YOUR INSTRUCTIONS: Look for the string "data" in every line, and copy each line that has it.

[Figure content listings]
________________

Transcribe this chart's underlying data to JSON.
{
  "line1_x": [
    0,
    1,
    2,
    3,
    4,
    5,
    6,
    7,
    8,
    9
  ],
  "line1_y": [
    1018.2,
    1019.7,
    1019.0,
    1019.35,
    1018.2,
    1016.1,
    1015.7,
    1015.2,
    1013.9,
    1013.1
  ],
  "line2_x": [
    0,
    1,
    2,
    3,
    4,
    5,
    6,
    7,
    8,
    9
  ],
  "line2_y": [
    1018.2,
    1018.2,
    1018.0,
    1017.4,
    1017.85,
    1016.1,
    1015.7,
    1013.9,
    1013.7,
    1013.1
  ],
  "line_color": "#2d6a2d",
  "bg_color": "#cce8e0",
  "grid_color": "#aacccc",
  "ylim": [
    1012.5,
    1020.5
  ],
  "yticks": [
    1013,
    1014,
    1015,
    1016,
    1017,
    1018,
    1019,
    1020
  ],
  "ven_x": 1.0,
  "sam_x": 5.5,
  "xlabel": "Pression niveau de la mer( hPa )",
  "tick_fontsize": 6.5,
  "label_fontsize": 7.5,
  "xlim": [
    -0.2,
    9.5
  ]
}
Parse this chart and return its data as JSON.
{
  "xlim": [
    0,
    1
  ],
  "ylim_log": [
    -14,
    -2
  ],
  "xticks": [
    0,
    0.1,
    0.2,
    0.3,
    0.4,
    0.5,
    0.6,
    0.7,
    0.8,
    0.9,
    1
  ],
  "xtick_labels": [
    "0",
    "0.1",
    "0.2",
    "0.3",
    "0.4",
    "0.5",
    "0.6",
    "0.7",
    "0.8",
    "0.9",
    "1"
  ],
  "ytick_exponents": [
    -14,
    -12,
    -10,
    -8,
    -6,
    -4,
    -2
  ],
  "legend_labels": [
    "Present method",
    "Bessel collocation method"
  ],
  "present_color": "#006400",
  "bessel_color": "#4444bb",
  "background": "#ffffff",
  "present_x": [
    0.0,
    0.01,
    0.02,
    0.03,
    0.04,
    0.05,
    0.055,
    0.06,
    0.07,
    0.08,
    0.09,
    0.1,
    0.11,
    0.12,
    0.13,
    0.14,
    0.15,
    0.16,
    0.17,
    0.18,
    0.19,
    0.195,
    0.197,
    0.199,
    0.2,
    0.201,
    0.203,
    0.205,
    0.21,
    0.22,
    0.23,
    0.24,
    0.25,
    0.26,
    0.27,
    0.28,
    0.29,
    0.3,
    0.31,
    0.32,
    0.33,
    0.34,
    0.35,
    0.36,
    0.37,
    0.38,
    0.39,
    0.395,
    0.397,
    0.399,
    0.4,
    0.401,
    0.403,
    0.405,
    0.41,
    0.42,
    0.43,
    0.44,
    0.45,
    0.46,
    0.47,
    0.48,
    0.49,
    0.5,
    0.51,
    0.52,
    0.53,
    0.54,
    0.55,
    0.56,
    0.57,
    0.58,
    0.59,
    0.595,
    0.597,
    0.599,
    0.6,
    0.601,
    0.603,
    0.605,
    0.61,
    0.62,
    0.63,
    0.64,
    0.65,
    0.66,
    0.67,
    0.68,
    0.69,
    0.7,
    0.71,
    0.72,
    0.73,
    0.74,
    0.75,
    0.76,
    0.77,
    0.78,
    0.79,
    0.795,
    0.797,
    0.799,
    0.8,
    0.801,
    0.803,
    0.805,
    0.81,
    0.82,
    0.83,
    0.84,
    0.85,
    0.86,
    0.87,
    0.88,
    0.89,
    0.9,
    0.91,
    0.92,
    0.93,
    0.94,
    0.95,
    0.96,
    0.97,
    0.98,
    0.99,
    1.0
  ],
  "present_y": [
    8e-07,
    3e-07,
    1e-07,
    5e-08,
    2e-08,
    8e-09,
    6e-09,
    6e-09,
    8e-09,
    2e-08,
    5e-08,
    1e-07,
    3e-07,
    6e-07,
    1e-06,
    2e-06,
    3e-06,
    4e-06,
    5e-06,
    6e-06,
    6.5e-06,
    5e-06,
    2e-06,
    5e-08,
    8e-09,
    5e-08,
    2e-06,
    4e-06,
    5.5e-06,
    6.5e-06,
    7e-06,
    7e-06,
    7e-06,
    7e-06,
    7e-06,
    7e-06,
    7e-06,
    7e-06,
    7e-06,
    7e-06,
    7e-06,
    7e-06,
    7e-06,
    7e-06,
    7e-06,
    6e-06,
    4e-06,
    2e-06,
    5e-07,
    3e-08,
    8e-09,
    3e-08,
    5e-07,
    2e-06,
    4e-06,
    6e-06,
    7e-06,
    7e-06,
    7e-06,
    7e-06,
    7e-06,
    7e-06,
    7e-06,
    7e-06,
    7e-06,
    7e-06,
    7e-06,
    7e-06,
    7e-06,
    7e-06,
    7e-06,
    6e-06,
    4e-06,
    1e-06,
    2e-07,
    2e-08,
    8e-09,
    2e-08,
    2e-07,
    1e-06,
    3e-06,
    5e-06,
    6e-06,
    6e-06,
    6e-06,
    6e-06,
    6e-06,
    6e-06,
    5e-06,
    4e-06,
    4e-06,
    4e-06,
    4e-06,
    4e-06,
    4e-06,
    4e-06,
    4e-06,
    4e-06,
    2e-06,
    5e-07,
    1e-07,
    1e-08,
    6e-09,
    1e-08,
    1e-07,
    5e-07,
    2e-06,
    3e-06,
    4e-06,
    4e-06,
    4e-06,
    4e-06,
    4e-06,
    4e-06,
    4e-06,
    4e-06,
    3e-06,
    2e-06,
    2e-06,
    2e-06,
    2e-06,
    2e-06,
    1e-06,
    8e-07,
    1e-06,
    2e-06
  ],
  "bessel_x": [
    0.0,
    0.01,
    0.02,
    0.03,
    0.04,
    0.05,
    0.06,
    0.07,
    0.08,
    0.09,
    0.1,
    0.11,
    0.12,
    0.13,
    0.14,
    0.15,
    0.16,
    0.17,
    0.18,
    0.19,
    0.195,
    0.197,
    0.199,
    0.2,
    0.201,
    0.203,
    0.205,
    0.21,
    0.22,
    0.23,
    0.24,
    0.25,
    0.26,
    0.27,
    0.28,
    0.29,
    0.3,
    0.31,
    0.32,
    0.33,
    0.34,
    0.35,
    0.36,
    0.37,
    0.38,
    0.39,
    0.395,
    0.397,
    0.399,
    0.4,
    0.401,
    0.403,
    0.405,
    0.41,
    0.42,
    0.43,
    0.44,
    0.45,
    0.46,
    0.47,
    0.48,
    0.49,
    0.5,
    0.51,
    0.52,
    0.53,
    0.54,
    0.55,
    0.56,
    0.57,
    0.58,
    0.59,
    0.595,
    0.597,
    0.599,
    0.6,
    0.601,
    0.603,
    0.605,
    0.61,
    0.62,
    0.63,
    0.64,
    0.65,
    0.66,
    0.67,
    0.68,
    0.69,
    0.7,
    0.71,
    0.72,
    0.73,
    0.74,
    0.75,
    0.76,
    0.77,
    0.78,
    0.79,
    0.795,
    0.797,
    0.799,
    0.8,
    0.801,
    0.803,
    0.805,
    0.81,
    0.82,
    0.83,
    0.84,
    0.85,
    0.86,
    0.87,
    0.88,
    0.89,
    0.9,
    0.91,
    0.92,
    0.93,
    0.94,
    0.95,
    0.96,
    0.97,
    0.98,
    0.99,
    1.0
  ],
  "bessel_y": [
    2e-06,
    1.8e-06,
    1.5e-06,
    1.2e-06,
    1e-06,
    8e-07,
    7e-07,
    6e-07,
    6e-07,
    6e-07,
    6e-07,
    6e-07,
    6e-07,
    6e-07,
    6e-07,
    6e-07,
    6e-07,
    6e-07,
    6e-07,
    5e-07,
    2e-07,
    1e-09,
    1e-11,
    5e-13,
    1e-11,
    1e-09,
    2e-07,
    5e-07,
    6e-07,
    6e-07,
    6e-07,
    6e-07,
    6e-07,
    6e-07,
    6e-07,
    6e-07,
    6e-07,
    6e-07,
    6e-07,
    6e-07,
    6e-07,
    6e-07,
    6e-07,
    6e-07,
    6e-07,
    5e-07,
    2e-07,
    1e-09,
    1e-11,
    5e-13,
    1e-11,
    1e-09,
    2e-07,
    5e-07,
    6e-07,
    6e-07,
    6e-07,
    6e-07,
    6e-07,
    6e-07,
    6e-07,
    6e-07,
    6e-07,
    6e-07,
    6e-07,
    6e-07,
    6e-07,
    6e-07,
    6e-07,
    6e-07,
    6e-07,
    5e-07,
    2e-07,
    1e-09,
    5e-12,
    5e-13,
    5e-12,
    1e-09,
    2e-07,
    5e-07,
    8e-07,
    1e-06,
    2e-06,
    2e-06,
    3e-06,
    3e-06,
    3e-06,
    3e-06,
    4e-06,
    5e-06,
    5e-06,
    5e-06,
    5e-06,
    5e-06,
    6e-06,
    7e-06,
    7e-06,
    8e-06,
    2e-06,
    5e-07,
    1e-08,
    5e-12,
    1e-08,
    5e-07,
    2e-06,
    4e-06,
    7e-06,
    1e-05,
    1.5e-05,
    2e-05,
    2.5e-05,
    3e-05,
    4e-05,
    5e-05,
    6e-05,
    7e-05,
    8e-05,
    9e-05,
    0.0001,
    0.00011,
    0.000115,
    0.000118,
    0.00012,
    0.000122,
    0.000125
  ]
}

________________

TASK SOLUTION:
Transcribe this chart's underlying data to JSON.
Parse this chart and return its data as JSON.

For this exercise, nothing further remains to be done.